_Problem:_ Pull out each line of the records holding the string "bilan".

_Provided material:_
= = = = =

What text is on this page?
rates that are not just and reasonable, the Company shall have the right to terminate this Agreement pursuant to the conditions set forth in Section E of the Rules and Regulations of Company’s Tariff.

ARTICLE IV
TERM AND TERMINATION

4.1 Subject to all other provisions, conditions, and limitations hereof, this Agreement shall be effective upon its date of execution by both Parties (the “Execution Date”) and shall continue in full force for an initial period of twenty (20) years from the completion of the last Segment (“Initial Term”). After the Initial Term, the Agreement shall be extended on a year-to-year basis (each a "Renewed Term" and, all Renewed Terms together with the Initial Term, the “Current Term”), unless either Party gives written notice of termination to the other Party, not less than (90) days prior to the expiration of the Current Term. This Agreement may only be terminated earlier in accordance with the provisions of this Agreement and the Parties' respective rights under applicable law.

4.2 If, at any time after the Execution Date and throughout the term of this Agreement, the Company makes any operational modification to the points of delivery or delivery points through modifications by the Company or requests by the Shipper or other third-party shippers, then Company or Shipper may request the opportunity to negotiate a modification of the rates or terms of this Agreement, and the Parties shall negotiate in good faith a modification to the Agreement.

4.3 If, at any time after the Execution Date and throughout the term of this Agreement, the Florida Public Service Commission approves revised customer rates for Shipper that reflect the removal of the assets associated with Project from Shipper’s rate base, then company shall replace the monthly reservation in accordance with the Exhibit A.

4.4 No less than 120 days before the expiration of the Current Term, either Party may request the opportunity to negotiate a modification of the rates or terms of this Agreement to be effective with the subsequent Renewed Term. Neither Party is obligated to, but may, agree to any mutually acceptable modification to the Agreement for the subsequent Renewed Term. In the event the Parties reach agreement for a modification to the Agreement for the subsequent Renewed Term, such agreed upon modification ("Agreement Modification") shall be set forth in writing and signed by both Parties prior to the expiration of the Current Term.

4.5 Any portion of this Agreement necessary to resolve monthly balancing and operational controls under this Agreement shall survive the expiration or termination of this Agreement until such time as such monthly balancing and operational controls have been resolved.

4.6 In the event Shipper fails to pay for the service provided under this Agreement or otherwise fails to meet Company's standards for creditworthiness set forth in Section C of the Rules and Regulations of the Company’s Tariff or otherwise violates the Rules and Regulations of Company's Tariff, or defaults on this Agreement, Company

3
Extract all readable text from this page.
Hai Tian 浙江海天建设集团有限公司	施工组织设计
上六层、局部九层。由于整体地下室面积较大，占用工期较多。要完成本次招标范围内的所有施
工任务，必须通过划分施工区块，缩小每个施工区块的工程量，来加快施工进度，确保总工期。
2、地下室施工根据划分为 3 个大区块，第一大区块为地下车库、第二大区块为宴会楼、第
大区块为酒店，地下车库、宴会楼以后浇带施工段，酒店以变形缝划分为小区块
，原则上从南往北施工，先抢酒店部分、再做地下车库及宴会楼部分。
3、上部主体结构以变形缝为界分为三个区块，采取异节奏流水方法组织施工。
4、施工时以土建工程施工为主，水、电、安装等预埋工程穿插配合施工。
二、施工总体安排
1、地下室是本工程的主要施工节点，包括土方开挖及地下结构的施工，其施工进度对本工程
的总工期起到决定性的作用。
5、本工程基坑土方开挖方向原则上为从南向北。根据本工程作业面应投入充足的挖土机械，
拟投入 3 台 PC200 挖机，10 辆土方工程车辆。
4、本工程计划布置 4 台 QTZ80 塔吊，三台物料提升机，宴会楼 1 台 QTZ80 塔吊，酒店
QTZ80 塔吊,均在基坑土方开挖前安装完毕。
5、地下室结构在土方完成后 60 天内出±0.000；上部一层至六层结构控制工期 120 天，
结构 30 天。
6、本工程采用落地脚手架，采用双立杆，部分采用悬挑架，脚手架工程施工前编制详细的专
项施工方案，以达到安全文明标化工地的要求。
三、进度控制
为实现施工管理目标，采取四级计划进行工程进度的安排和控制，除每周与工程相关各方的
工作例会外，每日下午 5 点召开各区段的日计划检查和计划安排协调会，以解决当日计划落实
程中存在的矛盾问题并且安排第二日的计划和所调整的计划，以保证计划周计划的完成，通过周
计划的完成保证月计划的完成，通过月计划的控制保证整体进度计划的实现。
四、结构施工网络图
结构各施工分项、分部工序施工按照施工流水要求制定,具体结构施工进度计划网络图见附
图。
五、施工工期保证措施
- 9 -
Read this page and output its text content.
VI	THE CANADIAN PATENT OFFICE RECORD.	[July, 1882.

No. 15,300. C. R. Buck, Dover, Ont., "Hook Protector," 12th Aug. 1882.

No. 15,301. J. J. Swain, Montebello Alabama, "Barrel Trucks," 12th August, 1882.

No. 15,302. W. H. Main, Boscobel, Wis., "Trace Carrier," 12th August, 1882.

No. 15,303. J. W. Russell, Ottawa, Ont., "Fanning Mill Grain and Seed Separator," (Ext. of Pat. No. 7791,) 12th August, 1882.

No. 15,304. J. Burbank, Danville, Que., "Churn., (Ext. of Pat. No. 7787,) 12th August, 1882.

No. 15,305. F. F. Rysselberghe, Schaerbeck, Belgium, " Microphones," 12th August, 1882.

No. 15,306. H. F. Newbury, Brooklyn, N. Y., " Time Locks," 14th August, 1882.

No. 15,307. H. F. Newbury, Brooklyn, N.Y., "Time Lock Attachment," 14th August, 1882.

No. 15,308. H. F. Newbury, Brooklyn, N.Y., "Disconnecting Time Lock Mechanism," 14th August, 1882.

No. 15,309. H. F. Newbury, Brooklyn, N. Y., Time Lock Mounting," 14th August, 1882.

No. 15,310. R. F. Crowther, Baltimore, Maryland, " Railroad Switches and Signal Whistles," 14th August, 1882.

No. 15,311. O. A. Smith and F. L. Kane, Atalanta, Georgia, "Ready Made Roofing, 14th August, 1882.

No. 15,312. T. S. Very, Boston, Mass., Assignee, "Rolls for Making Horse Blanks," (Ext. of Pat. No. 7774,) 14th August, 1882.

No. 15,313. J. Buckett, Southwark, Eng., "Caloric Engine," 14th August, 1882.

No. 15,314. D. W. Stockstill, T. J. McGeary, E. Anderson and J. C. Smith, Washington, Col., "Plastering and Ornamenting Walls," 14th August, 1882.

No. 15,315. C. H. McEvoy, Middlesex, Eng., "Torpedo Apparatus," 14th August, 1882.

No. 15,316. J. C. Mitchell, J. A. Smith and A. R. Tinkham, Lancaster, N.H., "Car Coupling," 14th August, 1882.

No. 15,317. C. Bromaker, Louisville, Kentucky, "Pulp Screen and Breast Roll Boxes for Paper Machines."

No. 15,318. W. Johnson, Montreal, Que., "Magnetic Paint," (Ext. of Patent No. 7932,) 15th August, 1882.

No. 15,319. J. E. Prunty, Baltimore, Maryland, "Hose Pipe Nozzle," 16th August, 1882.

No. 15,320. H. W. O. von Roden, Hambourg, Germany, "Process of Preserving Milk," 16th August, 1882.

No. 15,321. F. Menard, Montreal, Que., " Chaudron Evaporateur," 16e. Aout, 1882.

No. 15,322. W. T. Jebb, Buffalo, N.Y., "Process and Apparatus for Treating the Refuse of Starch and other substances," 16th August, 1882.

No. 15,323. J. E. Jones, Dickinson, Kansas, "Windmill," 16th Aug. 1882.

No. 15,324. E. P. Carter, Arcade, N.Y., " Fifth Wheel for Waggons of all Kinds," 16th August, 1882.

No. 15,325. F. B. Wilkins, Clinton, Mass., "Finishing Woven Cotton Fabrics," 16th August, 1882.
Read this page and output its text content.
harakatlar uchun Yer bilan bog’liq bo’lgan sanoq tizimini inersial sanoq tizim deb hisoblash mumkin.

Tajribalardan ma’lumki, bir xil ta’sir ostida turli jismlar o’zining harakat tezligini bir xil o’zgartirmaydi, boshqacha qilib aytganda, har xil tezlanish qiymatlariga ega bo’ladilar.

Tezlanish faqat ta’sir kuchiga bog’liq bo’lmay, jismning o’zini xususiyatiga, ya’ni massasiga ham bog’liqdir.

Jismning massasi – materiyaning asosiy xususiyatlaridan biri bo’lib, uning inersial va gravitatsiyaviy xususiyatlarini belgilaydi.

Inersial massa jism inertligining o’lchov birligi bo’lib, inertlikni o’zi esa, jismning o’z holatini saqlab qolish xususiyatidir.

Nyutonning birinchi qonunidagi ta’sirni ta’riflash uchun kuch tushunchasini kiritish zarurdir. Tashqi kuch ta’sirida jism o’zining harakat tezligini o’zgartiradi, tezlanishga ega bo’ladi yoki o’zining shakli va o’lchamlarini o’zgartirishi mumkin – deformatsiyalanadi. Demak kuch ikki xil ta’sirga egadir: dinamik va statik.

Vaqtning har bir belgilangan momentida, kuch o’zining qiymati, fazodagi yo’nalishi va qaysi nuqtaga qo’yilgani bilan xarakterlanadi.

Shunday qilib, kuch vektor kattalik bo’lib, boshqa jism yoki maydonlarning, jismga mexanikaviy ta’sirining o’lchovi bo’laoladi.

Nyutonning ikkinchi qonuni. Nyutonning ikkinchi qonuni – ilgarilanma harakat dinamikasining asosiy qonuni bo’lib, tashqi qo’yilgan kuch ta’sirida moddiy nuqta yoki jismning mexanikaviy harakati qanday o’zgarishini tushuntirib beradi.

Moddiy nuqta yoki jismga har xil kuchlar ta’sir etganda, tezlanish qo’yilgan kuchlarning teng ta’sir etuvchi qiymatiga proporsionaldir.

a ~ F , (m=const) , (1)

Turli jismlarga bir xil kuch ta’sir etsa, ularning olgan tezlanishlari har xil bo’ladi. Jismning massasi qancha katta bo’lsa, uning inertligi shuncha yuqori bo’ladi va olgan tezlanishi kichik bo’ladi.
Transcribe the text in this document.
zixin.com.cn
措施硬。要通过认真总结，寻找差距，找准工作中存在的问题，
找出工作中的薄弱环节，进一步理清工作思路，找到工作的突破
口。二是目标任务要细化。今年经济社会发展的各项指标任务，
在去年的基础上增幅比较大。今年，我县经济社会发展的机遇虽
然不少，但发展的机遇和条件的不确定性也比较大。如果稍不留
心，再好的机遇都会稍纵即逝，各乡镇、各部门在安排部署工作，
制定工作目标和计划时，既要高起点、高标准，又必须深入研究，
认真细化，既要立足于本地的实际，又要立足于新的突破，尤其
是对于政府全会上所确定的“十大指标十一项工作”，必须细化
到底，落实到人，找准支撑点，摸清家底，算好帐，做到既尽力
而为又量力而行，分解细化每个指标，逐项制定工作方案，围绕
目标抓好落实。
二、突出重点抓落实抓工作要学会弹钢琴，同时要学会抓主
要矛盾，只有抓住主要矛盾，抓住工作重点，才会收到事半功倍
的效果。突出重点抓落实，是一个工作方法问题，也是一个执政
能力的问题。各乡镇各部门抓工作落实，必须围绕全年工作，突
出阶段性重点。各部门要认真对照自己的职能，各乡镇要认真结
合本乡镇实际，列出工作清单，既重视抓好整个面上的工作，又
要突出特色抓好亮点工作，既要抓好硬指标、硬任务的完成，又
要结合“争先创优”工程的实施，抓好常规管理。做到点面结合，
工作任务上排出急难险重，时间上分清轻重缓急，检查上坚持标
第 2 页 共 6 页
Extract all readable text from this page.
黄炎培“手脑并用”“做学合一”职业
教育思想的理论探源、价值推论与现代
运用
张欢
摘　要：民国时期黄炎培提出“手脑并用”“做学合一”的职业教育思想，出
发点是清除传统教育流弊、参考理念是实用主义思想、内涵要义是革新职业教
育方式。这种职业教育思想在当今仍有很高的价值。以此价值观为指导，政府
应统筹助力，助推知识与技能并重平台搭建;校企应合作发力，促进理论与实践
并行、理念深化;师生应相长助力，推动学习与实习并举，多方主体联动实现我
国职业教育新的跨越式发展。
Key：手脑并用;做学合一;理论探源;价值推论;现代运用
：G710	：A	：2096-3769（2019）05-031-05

= = = = =

_Result of the task:_
harakatlar uchun Yer bilan bog’liq bo’lgan sanoq tizimini inersial sanoq tizim deb hisoblash mumkin.
Vaqtning har bir belgilangan momentida, kuch o’zining qiymati, fazodagi yo’nalishi va qaysi nuqtaga qo’yilgani bilan xarakterlanadi.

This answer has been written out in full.